RECORDS TO USE:

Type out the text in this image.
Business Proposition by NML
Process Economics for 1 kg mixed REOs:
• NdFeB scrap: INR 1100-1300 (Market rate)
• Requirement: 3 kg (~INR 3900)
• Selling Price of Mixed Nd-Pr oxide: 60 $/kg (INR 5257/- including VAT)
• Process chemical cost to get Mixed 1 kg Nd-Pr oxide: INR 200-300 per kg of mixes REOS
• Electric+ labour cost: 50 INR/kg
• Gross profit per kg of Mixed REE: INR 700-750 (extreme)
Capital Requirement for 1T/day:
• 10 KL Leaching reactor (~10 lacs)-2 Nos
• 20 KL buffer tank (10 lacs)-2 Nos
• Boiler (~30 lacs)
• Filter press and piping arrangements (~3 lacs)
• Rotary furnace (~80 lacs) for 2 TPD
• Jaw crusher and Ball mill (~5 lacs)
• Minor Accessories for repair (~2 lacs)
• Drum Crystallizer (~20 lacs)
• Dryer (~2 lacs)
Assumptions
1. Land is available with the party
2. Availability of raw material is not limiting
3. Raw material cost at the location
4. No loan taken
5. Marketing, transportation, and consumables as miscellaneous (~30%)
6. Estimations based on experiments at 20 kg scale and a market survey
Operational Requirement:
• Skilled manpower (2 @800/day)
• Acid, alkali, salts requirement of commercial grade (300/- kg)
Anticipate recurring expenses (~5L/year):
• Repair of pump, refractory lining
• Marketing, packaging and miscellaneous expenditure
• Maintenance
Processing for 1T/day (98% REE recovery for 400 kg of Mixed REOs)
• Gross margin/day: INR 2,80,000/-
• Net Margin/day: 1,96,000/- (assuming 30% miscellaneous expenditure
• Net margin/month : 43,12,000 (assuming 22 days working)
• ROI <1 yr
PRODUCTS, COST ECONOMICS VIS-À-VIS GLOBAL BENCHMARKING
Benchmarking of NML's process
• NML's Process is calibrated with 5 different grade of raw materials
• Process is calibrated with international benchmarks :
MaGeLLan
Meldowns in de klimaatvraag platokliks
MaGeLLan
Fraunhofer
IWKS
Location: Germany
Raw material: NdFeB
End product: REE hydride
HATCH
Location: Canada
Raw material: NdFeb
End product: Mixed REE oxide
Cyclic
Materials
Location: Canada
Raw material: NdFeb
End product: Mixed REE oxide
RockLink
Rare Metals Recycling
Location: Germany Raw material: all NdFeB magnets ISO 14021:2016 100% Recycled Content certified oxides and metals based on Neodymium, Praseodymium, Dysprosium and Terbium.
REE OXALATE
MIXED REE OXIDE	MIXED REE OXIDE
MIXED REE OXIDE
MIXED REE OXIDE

STATED EXERCISE:
Each line above must be reproduced exactly as it stands.

EXERCISE ANSWER:
Type out the text in this image.
Business Proposition by NML
Process Economics for 1 kg mixed REOs:
• NdFeB scrap: INR 1100-1300 (Market rate)
• Requirement: 3 kg (~INR 3900)
• Selling Price of Mixed Nd-Pr oxide: 60 $/kg (INR 5257/- including VAT)
• Process chemical cost to get Mixed 1 kg Nd-Pr oxide: INR 200-300 per kg of mixes REOS
• Electric+ labour cost: 50 INR/kg
• Gross profit per kg of Mixed REE: INR 700-750 (extreme)
Capital Requirement for 1T/day:
• 10 KL Leaching reactor (~10 lacs)-2 Nos
• 20 KL buffer tank (10 lacs)-2 Nos
• Boiler (~30 lacs)
• Filter press and piping arrangements (~3 lacs)
• Rotary furnace (~80 lacs) for 2 TPD
• Jaw crusher and Ball mill (~5 lacs)
• Minor Accessories for repair (~2 lacs)
• Drum Crystallizer (~20 lacs)
• Dryer (~2 lacs)
Assumptions
1. Land is available with the party
2. Availability of raw material is not limiting
3. Raw material cost at the location
4. No loan taken
5. Marketing, transportation, and consumables as miscellaneous (~30%)
6. Estimations based on experiments at 20 kg scale and a market survey
Operational Requirement:
• Skilled manpower (2 @800/day)
• Acid, alkali, salts requirement of commercial grade (300/- kg)
Anticipate recurring expenses (~5L/year):
• Repair of pump, refractory lining
• Marketing, packaging and miscellaneous expenditure
• Maintenance
Processing for 1T/day (98% REE recovery for 400 kg of Mixed REOs)
• Gross margin/day: INR 2,80,000/-
• Net Margin/day: 1,96,000/- (assuming 30% miscellaneous expenditure
• Net margin/month : 43,12,000 (assuming 22 days working)
• ROI <1 yr
PRODUCTS, COST ECONOMICS VIS-À-VIS GLOBAL BENCHMARKING
Benchmarking of NML's process
• NML's Process is calibrated with 5 different grade of raw materials
• Process is calibrated with international benchmarks :
MaGeLLan
Meldowns in de klimaatvraag platokliks
MaGeLLan
Fraunhofer
IWKS
Location: Germany
Raw material: NdFeB
End product: REE hydride
HATCH
Location: Canada
Raw material: NdFeb
End product: Mixed REE oxide
Cyclic
Materials
Location: Canada
Raw material: NdFeb
End product: Mixed REE oxide
RockLink
Rare Metals Recycling
Location: Germany Raw material: all NdFeB magnets ISO 14021:2016 100% Recycled Content certified oxides and metals based on Neodymium, Praseodymium, Dysprosium and Terbium.
REE OXALATE
MIXED REE OXIDE	MIXED REE OXIDE
MIXED REE OXIDE
MIXED REE OXIDE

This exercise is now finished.